[Task directions] Return the full material exactly.

=== The input ===

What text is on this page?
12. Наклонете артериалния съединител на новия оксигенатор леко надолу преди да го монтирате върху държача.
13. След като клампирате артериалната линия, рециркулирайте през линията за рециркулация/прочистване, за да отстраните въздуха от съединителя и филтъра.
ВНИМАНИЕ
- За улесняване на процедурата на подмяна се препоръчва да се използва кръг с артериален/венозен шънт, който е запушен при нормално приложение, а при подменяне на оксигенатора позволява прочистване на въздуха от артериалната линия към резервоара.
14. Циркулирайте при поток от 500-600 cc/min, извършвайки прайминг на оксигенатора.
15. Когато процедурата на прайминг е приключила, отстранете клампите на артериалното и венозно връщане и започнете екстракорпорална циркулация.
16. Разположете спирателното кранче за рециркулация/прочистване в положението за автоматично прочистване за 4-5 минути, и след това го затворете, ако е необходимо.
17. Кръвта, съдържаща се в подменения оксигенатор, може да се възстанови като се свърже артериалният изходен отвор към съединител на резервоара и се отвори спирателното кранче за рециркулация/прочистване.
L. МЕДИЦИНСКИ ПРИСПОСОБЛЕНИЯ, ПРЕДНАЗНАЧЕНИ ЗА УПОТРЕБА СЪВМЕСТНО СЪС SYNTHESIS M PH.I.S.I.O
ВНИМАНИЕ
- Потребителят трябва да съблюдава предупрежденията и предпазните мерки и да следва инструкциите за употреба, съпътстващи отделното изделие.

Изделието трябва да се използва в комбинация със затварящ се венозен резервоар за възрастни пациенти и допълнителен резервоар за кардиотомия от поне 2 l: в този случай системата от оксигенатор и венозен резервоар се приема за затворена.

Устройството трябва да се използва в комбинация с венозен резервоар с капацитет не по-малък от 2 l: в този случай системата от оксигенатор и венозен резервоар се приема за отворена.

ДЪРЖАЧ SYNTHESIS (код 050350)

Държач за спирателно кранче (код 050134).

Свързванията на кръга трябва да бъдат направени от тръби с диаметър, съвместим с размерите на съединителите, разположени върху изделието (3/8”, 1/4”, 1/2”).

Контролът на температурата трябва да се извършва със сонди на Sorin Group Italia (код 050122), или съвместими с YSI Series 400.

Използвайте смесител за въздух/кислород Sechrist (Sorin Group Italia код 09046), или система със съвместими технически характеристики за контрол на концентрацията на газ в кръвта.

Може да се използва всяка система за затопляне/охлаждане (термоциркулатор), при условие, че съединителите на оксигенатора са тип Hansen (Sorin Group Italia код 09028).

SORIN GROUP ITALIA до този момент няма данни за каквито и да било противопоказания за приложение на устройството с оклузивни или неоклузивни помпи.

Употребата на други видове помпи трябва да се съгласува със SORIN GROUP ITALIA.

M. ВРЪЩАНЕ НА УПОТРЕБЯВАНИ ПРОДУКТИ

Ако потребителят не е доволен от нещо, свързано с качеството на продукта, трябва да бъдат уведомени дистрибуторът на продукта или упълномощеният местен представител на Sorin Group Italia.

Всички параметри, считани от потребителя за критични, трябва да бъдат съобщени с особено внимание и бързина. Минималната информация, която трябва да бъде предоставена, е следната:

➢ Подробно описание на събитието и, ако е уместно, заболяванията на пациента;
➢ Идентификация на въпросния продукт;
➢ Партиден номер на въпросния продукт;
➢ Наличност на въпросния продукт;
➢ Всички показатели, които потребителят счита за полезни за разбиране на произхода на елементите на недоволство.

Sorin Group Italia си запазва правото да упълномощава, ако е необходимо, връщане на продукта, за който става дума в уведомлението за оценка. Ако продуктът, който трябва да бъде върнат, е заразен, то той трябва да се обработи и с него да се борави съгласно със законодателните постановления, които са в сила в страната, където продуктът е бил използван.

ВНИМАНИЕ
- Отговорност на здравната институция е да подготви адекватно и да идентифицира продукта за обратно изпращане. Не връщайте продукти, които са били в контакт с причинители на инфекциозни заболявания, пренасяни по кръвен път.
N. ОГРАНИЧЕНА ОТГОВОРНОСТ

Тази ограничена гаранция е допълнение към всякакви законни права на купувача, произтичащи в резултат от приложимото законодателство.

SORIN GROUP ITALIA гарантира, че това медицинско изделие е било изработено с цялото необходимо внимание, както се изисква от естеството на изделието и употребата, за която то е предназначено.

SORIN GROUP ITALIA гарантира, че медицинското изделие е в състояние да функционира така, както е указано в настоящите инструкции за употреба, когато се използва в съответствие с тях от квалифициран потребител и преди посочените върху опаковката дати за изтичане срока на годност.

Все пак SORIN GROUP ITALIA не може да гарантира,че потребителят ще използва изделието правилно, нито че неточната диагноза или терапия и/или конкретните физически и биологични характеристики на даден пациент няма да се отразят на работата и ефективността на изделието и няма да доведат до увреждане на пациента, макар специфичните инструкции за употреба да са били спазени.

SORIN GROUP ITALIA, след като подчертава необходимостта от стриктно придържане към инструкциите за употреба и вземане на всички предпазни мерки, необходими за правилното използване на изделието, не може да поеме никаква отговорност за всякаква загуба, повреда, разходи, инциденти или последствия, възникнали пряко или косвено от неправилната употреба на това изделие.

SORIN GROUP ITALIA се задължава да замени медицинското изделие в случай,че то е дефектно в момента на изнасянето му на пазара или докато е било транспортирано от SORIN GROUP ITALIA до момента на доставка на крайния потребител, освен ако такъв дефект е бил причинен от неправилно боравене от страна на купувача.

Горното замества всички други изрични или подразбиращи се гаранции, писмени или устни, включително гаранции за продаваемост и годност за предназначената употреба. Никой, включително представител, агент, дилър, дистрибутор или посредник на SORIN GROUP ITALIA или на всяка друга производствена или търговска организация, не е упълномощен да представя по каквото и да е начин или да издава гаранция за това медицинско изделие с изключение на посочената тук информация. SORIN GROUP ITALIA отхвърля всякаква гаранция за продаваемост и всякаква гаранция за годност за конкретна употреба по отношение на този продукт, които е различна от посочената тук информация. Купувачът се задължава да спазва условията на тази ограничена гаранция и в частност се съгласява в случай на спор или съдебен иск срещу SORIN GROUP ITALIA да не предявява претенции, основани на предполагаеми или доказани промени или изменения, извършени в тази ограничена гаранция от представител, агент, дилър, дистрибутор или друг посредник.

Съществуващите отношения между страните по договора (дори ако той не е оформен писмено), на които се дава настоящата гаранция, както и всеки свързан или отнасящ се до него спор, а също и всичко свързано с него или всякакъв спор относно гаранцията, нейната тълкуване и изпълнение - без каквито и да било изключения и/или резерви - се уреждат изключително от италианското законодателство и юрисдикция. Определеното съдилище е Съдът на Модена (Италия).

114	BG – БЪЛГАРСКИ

===

[In response]
What text is on this page?
12. Наклонете артериалния съединител на новия оксигенатор леко надолу преди да го монтирате върху държача.
13. След като клампирате артериалната линия, рециркулирайте през линията за рециркулация/прочистване, за да отстраните въздуха от съединителя и филтъра.
ВНИМАНИЕ
- За улесняване на процедурата на подмяна се препоръчва да се използва кръг с артериален/венозен шънт, който е запушен при нормално приложение, а при подменяне на оксигенатора позволява прочистване на въздуха от артериалната линия към резервоара.
14. Циркулирайте при поток от 500-600 cc/min, извършвайки прайминг на оксигенатора.
15. Когато процедурата на прайминг е приключила, отстранете клампите на артериалното и венозно връщане и започнете екстракорпорална циркулация.
16. Разположете спирателното кранче за рециркулация/прочистване в положението за автоматично прочистване за 4-5 минути, и след това го затворете, ако е необходимо.
17. Кръвта, съдържаща се в подменения оксигенатор, може да се възстанови като се свърже артериалният изходен отвор към съединител на резервоара и се отвори спирателното кранче за рециркулация/прочистване.
L. МЕДИЦИНСКИ ПРИСПОСОБЛЕНИЯ, ПРЕДНАЗНАЧЕНИ ЗА УПОТРЕБА СЪВМЕСТНО СЪС SYNTHESIS M PH.I.S.I.O
ВНИМАНИЕ
- Потребителят трябва да съблюдава предупрежденията и предпазните мерки и да следва инструкциите за употреба, съпътстващи отделното изделие.

Изделието трябва да се използва в комбинация със затварящ се венозен резервоар за възрастни пациенти и допълнителен резервоар за кардиотомия от поне 2 l: в този случай системата от оксигенатор и венозен резервоар се приема за затворена.

Устройството трябва да се използва в комбинация с венозен резервоар с капацитет не по-малък от 2 l: в този случай системата от оксигенатор и венозен резервоар се приема за отворена.

ДЪРЖАЧ SYNTHESIS (код 050350)

Държач за спирателно кранче (код 050134).

Свързванията на кръга трябва да бъдат направени от тръби с диаметър, съвместим с размерите на съединителите, разположени върху изделието (3/8”, 1/4”, 1/2”).

Контролът на температурата трябва да се извършва със сонди на Sorin Group Italia (код 050122), или съвместими с YSI Series 400.

Използвайте смесител за въздух/кислород Sechrist (Sorin Group Italia код 09046), или система със съвместими технически характеристики за контрол на концентрацията на газ в кръвта.

Може да се използва всяка система за затопляне/охлаждане (термоциркулатор), при условие, че съединителите на оксигенатора са тип Hansen (Sorin Group Italia код 09028).

SORIN GROUP ITALIA до този момент няма данни за каквито и да било противопоказания за приложение на устройството с оклузивни или неоклузивни помпи.

Употребата на други видове помпи трябва да се съгласува със SORIN GROUP ITALIA.

M. ВРЪЩАНЕ НА УПОТРЕБЯВАНИ ПРОДУКТИ

Ако потребителят не е доволен от нещо, свързано с качеството на продукта, трябва да бъдат уведомени дистрибуторът на продукта или упълномощеният местен представител на Sorin Group Italia.

Всички параметри, считани от потребителя за критични, трябва да бъдат съобщени с особено внимание и бързина. Минималната информация, която трябва да бъде предоставена, е следната:

➢ Подробно описание на събитието и, ако е уместно, заболяванията на пациента;
➢ Идентификация на въпросния продукт;
➢ Партиден номер на въпросния продукт;
➢ Наличност на въпросния продукт;
➢ Всички показатели, които потребителят счита за полезни за разбиране на произхода на елементите на недоволство.

Sorin Group Italia си запазва правото да упълномощава, ако е необходимо, връщане на продукта, за който става дума в уведомлението за оценка. Ако продуктът, който трябва да бъде върнат, е заразен, то той трябва да се обработи и с него да се борави съгласно със законодателните постановления, които са в сила в страната, където продуктът е бил използван.

ВНИМАНИЕ
- Отговорност на здравната институция е да подготви адекватно и да идентифицира продукта за обратно изпращане. Не връщайте продукти, които са били в контакт с причинители на инфекциозни заболявания, пренасяни по кръвен път.
N. ОГРАНИЧЕНА ОТГОВОРНОСТ

Тази ограничена гаранция е допълнение към всякакви законни права на купувача, произтичащи в резултат от приложимото законодателство.

SORIN GROUP ITALIA гарантира, че това медицинско изделие е било изработено с цялото необходимо внимание, както се изисква от естеството на изделието и употребата, за която то е предназначено.

SORIN GROUP ITALIA гарантира, че медицинското изделие е в състояние да функционира така, както е указано в настоящите инструкции за употреба, когато се използва в съответствие с тях от квалифициран потребител и преди посочените върху опаковката дати за изтичане срока на годност.

Все пак SORIN GROUP ITALIA не може да гарантира,че потребителят ще използва изделието правилно, нито че неточната диагноза или терапия и/или конкретните физически и биологични характеристики на даден пациент няма да се отразят на работата и ефективността на изделието и няма да доведат до увреждане на пациента, макар специфичните инструкции за употреба да са били спазени.

SORIN GROUP ITALIA, след като подчертава необходимостта от стриктно придържане към инструкциите за употреба и вземане на всички предпазни мерки, необходими за правилното използване на изделието, не може да поеме никаква отговорност за всякаква загуба, повреда, разходи, инциденти или последствия, възникнали пряко или косвено от неправилната употреба на това изделие.

SORIN GROUP ITALIA се задължава да замени медицинското изделие в случай,че то е дефектно в момента на изнасянето му на пазара или докато е било транспортирано от SORIN GROUP ITALIA до момента на доставка на крайния потребител, освен ако такъв дефект е бил причинен от неправилно боравене от страна на купувача.

Горното замества всички други изрични или подразбиращи се гаранции, писмени или устни, включително гаранции за продаваемост и годност за предназначената употреба. Никой, включително представител, агент, дилър, дистрибутор или посредник на SORIN GROUP ITALIA или на всяка друга производствена или търговска организация, не е упълномощен да представя по каквото и да е начин или да издава гаранция за това медицинско изделие с изключение на посочената тук информация. SORIN GROUP ITALIA отхвърля всякаква гаранция за продаваемост и всякаква гаранция за годност за конкретна употреба по отношение на този продукт, които е различна от посочената тук информация. Купувачът се задължава да спазва условията на тази ограничена гаранция и в частност се съгласява в случай на спор или съдебен иск срещу SORIN GROUP ITALIA да не предявява претенции, основани на предполагаеми или доказани промени или изменения, извършени в тази ограничена гаранция от представител, агент, дилър, дистрибутор или друг посредник.

Съществуващите отношения между страните по договора (дори ако той не е оформен писмено), на които се дава настоящата гаранция, както и всеки свързан или отнасящ се до него спор, а също и всичко свързано с него или всякакъв спор относно гаранцията, нейната тълкуване и изпълнение - без каквито и да било изключения и/или резерви - се уреждат изключително от италианското законодателство и юрисдикция. Определеното съдилище е Съдът на Модена (Италия).

114	BG – БЪЛГАРСКИ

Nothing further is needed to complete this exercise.